- [Set task]
Every line from the line containing "Read this page and output its text content." through the final line of the data is to be printed exactly; no other line is to appear.

- [Dataset records]
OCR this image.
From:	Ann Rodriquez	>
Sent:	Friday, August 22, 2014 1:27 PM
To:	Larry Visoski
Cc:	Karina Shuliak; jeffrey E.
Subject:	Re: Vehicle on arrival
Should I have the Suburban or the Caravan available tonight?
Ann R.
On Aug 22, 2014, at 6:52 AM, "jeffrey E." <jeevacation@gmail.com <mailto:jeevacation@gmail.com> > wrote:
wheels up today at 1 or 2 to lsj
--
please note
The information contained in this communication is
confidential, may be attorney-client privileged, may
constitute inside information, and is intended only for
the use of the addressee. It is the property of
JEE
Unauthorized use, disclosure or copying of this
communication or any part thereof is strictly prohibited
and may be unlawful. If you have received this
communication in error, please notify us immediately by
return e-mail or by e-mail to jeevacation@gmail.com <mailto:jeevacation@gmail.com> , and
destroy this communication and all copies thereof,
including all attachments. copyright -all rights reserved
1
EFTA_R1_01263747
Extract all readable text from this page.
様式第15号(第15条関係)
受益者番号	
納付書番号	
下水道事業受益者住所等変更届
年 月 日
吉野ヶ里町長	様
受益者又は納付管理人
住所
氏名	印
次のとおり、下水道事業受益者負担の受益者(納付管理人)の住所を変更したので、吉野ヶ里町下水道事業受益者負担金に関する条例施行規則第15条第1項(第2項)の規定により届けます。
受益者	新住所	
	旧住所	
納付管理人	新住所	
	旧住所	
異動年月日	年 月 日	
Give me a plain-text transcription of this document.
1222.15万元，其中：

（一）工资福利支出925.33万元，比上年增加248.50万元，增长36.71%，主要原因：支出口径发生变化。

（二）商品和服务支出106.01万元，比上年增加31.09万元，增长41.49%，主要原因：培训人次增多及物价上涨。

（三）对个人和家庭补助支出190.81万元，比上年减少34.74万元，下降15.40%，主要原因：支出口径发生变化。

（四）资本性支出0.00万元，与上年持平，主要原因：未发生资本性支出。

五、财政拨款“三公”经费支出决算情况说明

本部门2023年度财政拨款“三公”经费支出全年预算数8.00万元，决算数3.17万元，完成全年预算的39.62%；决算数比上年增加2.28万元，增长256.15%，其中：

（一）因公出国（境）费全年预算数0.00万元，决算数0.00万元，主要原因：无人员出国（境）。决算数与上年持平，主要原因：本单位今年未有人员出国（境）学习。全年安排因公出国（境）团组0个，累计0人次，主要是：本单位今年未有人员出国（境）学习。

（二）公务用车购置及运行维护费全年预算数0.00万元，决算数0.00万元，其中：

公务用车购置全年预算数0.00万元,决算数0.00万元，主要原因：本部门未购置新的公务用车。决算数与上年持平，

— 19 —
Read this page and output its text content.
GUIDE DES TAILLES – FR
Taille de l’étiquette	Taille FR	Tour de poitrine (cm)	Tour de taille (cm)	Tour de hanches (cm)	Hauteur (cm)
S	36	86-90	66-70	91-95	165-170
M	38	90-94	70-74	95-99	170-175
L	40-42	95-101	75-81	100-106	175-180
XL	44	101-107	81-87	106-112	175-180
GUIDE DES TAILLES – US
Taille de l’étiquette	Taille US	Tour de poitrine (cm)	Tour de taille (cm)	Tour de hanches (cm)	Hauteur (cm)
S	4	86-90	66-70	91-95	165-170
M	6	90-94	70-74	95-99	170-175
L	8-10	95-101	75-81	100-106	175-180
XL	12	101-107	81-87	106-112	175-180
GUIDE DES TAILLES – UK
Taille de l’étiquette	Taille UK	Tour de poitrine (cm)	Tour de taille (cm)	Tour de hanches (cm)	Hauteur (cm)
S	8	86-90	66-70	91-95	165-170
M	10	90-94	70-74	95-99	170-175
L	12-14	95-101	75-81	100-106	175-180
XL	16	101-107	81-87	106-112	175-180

- [Task result]
Read this page and output its text content.
GUIDE DES TAILLES – FR
Taille de l’étiquette	Taille FR	Tour de poitrine (cm)	Tour de taille (cm)	Tour de hanches (cm)	Hauteur (cm)
S	36	86-90	66-70	91-95	165-170
M	38	90-94	70-74	95-99	170-175
L	40-42	95-101	75-81	100-106	175-180
XL	44	101-107	81-87	106-112	175-180
GUIDE DES TAILLES – US
Taille de l’étiquette	Taille US	Tour de poitrine (cm)	Tour de taille (cm)	Tour de hanches (cm)	Hauteur (cm)
S	4	86-90	66-70	91-95	165-170
M	6	90-94	70-74	95-99	170-175
L	8-10	95-101	75-81	100-106	175-180
XL	12	101-107	81-87	106-112	175-180
GUIDE DES TAILLES – UK
Taille de l’étiquette	Taille UK	Tour de poitrine (cm)	Tour de taille (cm)	Tour de hanches (cm)	Hauteur (cm)
S	8	86-90	66-70	91-95	165-170
M	10	90-94	70-74	95-99	170-175
L	12-14	95-101	75-81	100-106	175-180
XL	16	101-107	81-87	106-112	175-180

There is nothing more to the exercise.